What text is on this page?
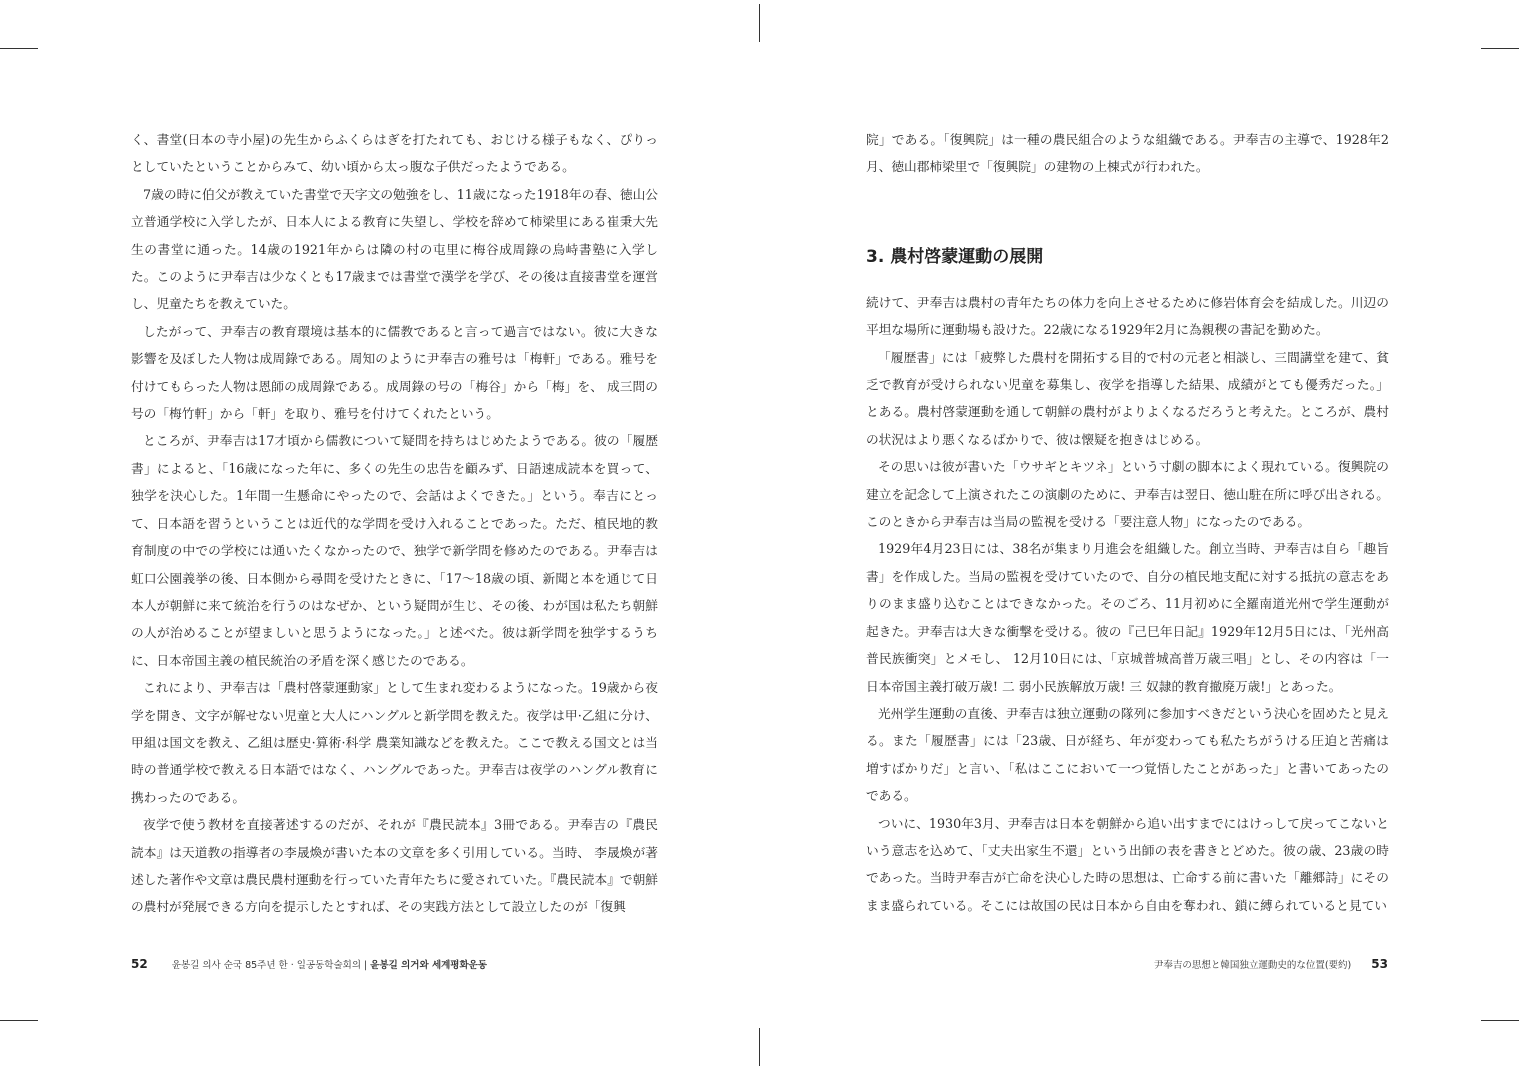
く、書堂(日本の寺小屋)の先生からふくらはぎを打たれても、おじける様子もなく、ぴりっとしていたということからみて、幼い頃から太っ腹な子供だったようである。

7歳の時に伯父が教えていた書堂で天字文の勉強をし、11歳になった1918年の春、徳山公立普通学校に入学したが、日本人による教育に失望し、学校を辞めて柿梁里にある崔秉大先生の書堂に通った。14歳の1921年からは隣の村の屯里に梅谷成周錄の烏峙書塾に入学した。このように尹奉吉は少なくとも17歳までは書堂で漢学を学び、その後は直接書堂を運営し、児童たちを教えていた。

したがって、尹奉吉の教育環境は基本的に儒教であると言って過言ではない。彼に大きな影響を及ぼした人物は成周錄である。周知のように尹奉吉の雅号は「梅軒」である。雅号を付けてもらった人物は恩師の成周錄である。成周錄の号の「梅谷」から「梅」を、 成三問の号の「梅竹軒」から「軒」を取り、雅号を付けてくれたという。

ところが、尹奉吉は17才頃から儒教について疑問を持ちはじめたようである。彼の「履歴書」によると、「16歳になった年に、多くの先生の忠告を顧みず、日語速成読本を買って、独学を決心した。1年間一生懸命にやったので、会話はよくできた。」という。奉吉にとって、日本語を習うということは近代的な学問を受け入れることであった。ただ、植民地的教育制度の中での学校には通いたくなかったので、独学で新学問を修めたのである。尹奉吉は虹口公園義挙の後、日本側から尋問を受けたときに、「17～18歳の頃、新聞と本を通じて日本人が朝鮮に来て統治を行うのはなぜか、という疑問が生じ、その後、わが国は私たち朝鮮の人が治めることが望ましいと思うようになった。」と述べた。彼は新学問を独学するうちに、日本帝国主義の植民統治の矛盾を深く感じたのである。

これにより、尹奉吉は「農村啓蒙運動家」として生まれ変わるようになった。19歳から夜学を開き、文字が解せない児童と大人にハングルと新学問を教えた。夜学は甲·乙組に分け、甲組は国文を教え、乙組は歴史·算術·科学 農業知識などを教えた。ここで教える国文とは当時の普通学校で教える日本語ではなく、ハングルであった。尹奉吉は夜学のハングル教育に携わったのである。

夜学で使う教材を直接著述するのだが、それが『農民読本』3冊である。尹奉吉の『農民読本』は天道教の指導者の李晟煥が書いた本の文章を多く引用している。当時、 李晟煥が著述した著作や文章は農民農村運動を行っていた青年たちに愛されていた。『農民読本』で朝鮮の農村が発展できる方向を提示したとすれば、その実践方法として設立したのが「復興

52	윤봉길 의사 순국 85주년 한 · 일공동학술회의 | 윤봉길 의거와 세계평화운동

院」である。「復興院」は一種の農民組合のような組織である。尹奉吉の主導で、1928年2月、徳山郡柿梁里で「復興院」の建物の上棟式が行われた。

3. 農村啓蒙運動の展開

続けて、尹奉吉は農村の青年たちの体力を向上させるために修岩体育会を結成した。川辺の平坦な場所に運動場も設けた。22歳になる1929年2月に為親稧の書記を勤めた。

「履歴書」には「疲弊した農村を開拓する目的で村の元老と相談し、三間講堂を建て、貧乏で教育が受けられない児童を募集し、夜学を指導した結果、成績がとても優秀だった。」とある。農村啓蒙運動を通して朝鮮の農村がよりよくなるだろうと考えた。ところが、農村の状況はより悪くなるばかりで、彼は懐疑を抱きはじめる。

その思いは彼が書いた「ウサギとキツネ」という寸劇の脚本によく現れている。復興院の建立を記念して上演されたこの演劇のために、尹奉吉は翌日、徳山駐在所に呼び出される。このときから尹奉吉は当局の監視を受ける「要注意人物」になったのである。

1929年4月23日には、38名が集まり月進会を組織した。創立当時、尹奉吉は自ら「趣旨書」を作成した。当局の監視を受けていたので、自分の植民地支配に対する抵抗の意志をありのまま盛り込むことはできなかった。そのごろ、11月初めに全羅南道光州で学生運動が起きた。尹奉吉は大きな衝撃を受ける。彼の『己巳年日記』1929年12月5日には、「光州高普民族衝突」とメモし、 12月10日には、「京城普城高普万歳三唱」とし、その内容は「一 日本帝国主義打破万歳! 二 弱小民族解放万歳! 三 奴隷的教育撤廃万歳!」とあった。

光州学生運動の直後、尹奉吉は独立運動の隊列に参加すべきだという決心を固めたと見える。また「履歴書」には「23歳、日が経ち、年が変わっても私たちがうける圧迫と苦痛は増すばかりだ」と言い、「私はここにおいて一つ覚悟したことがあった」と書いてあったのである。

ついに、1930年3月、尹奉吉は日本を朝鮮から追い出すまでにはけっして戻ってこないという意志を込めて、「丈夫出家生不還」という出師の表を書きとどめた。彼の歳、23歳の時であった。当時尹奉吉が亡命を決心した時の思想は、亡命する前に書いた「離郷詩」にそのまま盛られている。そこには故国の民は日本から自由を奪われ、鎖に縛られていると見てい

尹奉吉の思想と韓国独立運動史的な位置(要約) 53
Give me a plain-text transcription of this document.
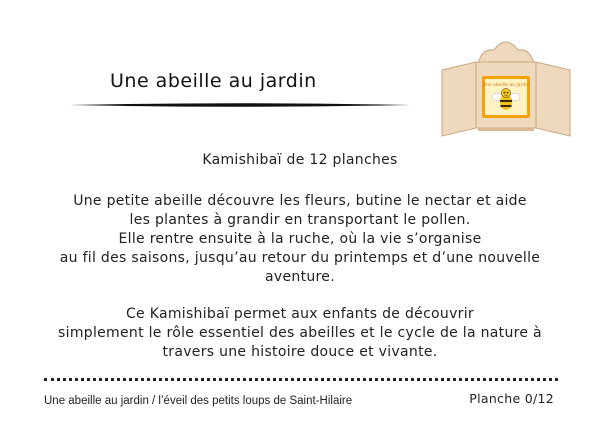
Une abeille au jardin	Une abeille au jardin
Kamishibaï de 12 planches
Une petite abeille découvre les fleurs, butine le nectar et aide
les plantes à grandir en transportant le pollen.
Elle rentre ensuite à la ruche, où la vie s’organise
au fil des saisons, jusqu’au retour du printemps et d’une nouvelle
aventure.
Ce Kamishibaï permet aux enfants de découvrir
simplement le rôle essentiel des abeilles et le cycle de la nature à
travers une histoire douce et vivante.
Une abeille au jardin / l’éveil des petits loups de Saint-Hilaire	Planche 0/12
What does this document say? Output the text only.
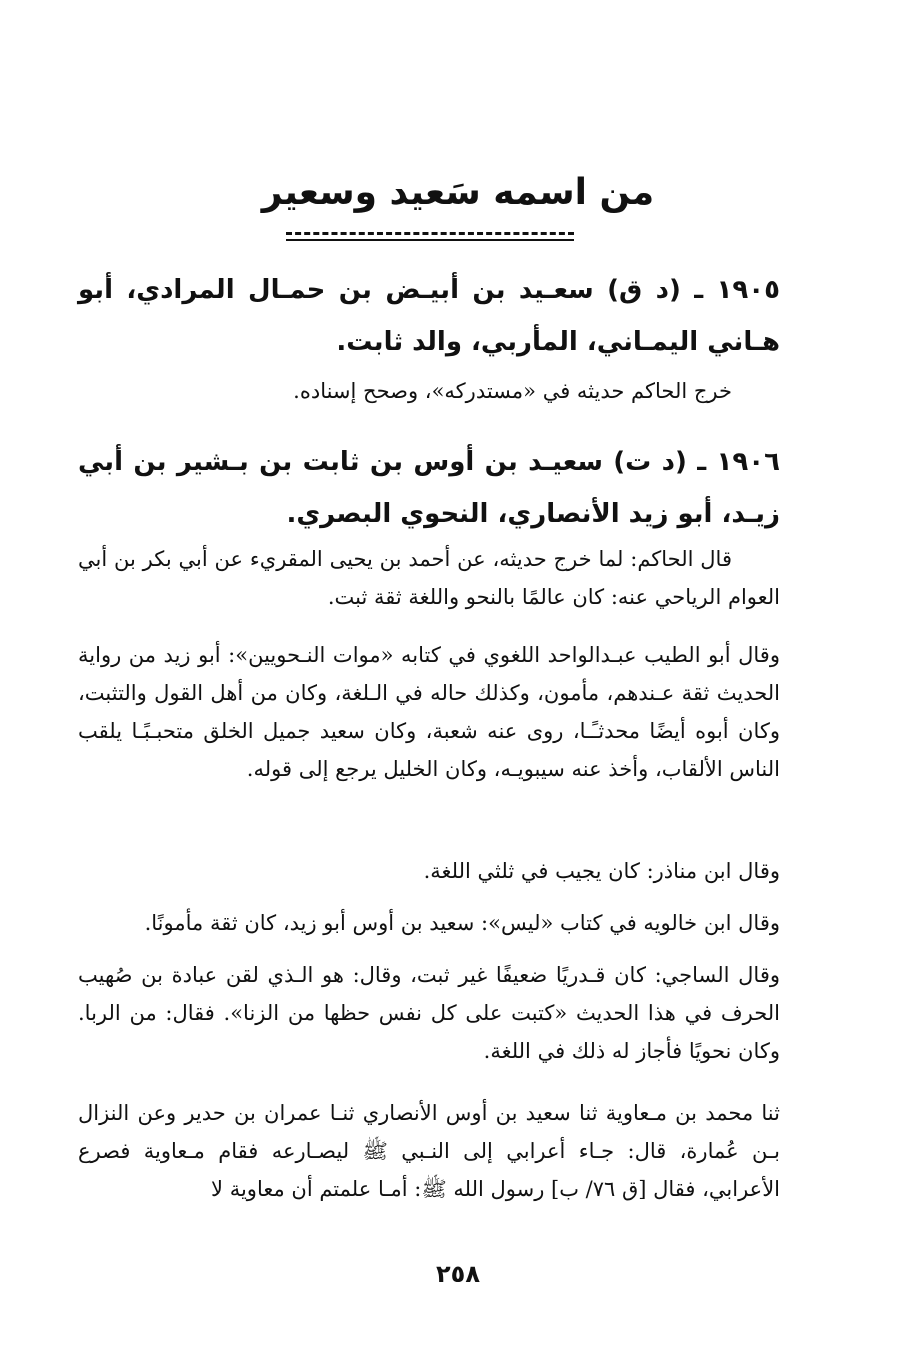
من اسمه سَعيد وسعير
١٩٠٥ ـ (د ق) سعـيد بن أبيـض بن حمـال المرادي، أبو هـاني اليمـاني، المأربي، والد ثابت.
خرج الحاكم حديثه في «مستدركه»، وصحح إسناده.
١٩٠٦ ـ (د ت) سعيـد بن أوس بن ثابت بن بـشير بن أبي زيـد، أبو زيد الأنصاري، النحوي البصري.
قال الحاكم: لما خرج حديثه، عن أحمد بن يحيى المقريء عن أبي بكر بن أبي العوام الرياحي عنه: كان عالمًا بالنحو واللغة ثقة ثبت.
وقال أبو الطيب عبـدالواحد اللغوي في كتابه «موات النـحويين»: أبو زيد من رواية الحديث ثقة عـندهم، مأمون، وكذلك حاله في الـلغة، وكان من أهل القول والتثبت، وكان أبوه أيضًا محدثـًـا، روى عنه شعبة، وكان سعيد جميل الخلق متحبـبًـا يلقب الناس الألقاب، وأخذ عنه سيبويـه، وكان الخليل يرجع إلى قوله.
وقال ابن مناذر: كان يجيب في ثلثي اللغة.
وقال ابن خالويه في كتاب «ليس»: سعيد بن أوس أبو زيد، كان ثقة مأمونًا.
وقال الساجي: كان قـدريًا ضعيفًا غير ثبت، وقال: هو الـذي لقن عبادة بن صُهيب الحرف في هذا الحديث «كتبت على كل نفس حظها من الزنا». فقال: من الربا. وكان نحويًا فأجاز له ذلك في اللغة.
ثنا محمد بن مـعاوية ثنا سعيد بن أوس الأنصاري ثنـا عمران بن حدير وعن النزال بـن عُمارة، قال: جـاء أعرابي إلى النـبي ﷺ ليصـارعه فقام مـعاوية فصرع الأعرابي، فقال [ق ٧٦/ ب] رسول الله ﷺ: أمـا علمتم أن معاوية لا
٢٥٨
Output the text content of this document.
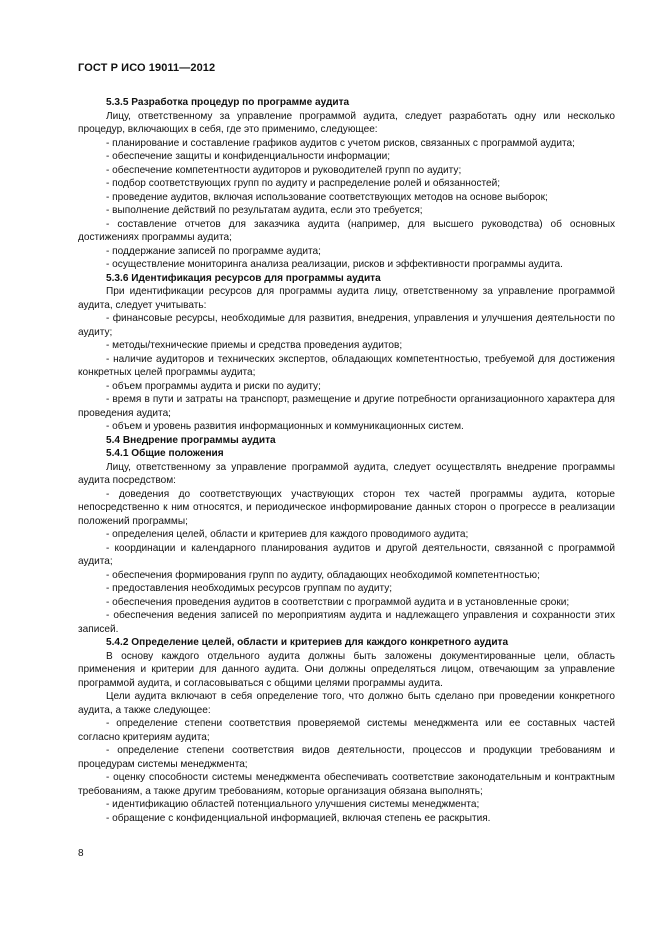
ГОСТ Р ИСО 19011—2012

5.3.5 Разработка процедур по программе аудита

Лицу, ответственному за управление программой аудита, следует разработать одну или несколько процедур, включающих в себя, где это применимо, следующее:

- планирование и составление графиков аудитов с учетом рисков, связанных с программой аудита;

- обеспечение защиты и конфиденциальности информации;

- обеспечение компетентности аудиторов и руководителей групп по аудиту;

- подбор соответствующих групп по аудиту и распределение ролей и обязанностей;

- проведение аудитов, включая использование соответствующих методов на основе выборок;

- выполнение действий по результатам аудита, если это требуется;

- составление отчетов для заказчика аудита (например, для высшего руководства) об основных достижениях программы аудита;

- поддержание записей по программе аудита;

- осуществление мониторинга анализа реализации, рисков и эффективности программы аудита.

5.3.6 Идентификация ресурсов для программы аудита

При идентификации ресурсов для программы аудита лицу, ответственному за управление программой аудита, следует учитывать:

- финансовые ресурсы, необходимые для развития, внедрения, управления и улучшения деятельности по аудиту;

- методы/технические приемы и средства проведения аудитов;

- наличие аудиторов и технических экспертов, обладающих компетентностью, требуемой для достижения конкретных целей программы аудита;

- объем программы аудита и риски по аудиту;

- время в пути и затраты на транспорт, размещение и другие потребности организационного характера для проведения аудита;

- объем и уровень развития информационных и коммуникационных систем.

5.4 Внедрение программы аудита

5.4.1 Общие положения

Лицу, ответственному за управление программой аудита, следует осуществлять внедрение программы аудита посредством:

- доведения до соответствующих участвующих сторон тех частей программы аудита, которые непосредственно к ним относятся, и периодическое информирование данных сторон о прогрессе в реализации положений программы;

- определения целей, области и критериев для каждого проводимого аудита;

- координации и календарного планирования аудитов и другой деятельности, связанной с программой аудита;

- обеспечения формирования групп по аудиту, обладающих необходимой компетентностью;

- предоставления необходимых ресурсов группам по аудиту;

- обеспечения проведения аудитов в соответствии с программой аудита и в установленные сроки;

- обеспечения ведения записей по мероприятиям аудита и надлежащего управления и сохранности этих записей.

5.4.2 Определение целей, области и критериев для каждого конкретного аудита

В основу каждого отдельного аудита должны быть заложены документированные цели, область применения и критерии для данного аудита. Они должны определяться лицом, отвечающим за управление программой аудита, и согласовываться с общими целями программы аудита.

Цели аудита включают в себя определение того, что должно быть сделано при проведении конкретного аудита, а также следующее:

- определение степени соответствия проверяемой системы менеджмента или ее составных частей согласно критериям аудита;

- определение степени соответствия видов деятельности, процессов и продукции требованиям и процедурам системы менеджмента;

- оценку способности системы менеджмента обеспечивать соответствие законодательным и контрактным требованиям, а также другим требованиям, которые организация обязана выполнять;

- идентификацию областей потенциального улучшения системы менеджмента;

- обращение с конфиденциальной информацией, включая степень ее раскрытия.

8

━━━━━━━━━━━━━━━━━━━━━━━━━━━━━━

Brief
Find the lines of the material that hold the word "аудиту" and report their count alone.

The completed task
6